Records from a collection
◆ ◆ ◆ ◆

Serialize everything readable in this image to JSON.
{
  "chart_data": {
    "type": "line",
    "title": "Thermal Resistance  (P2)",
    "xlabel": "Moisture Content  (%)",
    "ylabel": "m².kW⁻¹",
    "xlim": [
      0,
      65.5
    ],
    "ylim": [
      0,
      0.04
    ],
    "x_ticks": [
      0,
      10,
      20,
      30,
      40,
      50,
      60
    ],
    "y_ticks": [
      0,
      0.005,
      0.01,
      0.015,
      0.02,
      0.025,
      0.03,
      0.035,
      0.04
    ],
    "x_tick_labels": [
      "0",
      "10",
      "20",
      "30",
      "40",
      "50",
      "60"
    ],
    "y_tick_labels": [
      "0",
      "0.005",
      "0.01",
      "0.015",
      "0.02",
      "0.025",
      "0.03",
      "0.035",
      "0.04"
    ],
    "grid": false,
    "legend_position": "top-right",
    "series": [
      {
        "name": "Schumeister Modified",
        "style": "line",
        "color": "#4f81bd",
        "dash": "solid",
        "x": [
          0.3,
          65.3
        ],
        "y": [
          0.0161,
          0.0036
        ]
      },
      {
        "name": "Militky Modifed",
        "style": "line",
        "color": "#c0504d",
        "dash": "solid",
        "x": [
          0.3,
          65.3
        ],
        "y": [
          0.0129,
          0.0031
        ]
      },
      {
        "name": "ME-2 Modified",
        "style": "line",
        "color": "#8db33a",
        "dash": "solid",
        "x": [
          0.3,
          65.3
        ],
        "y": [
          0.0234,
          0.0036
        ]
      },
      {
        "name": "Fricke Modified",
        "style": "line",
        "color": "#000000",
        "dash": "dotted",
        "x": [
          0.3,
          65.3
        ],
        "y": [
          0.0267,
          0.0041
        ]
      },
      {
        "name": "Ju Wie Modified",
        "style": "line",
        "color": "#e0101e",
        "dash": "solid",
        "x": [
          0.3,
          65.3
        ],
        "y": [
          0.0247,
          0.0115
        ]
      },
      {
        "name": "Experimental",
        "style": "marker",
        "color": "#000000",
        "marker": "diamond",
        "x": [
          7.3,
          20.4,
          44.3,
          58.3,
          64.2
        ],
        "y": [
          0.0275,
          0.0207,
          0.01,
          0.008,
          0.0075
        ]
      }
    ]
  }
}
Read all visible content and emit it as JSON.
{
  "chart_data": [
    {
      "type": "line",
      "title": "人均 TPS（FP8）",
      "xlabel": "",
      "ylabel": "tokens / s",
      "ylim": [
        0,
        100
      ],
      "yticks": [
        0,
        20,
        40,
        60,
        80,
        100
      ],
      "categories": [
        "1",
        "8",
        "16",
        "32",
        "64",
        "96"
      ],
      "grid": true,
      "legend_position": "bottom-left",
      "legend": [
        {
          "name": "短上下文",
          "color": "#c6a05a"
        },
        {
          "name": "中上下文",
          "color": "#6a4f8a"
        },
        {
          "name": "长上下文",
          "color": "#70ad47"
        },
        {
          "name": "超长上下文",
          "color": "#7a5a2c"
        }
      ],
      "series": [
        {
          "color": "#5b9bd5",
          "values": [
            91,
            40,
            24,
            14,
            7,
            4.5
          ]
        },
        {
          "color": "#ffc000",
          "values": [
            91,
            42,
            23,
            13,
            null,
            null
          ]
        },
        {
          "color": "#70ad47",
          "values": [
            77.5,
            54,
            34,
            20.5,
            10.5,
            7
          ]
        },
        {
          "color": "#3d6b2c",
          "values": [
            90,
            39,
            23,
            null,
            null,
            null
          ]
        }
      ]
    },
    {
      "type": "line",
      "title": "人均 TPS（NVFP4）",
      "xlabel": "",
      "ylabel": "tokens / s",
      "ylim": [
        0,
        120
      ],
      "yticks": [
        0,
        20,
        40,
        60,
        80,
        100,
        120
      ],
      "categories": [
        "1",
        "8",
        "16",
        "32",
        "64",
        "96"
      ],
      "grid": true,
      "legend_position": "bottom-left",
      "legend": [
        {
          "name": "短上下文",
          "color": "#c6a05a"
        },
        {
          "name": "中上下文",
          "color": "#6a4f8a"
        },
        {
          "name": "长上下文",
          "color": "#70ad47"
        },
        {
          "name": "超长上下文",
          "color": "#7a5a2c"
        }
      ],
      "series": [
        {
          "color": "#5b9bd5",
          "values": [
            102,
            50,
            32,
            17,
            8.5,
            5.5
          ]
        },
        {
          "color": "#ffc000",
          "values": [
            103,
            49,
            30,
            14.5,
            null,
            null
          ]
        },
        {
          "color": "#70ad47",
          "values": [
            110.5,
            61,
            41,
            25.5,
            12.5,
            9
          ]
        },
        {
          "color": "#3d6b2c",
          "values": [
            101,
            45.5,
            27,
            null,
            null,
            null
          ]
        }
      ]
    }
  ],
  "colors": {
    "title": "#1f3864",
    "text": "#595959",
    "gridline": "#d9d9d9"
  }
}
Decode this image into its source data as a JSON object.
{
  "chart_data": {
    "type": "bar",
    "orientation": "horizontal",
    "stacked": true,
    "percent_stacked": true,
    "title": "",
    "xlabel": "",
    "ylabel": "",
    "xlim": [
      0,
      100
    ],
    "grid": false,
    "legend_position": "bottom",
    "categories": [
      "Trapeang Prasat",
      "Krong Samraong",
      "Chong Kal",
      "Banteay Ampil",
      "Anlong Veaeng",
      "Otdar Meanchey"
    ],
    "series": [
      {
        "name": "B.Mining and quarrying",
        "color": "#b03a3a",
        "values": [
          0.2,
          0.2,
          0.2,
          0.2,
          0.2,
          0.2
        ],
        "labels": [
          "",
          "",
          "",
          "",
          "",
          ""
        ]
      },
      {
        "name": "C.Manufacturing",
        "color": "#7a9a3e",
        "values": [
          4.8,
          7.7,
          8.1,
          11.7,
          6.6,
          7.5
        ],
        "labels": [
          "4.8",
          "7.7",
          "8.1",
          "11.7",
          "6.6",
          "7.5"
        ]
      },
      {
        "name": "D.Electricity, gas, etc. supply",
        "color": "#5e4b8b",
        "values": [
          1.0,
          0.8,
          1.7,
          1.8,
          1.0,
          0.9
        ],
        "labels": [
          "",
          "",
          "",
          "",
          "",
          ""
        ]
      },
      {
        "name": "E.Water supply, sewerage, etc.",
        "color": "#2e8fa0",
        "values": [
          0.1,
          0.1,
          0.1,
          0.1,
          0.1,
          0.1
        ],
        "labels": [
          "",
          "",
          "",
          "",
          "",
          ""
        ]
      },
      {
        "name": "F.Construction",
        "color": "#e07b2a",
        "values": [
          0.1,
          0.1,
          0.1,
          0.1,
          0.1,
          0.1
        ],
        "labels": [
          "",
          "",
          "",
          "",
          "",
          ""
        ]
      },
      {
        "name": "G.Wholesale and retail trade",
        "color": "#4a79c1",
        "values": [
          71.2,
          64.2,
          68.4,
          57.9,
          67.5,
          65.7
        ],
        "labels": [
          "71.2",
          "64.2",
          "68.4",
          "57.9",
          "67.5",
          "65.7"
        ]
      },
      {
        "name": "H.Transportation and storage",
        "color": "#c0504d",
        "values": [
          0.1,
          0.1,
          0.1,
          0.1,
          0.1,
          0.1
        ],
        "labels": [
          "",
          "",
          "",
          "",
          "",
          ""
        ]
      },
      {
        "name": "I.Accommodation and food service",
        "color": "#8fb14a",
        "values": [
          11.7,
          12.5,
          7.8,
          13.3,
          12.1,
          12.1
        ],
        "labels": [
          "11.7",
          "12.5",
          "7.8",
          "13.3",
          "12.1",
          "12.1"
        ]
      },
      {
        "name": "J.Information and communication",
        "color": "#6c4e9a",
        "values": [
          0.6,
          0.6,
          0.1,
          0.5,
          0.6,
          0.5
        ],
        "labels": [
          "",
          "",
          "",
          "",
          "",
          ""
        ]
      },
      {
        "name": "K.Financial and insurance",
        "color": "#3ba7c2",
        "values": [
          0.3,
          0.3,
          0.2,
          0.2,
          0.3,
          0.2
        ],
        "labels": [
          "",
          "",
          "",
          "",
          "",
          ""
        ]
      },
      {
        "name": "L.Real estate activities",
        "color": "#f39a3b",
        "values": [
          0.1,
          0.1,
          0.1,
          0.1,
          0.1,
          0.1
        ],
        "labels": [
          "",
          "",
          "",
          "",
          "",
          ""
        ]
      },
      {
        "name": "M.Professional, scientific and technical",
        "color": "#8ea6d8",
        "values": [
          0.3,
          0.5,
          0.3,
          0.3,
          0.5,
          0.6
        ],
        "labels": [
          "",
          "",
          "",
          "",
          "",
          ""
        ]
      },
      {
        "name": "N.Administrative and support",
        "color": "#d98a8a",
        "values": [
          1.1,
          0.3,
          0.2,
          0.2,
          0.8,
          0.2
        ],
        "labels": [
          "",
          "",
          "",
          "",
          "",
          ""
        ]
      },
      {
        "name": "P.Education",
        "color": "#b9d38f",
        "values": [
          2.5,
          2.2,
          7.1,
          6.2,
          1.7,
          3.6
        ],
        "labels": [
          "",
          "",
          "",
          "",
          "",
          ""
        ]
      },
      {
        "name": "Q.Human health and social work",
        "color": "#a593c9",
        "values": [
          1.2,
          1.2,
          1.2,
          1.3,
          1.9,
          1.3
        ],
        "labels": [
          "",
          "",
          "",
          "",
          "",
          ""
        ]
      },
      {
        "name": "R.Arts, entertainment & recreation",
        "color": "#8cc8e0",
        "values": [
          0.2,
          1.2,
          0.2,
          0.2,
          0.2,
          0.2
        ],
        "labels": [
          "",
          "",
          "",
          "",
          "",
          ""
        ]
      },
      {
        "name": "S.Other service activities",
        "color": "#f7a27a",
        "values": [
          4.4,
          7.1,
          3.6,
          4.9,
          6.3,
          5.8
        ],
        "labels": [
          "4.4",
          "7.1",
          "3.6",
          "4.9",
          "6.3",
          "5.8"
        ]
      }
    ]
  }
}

◆ ◆ ◆ ◆

■ Job
Your answer should be a single number: the count of lines in the data that include the word "type".

■ Exercise response
4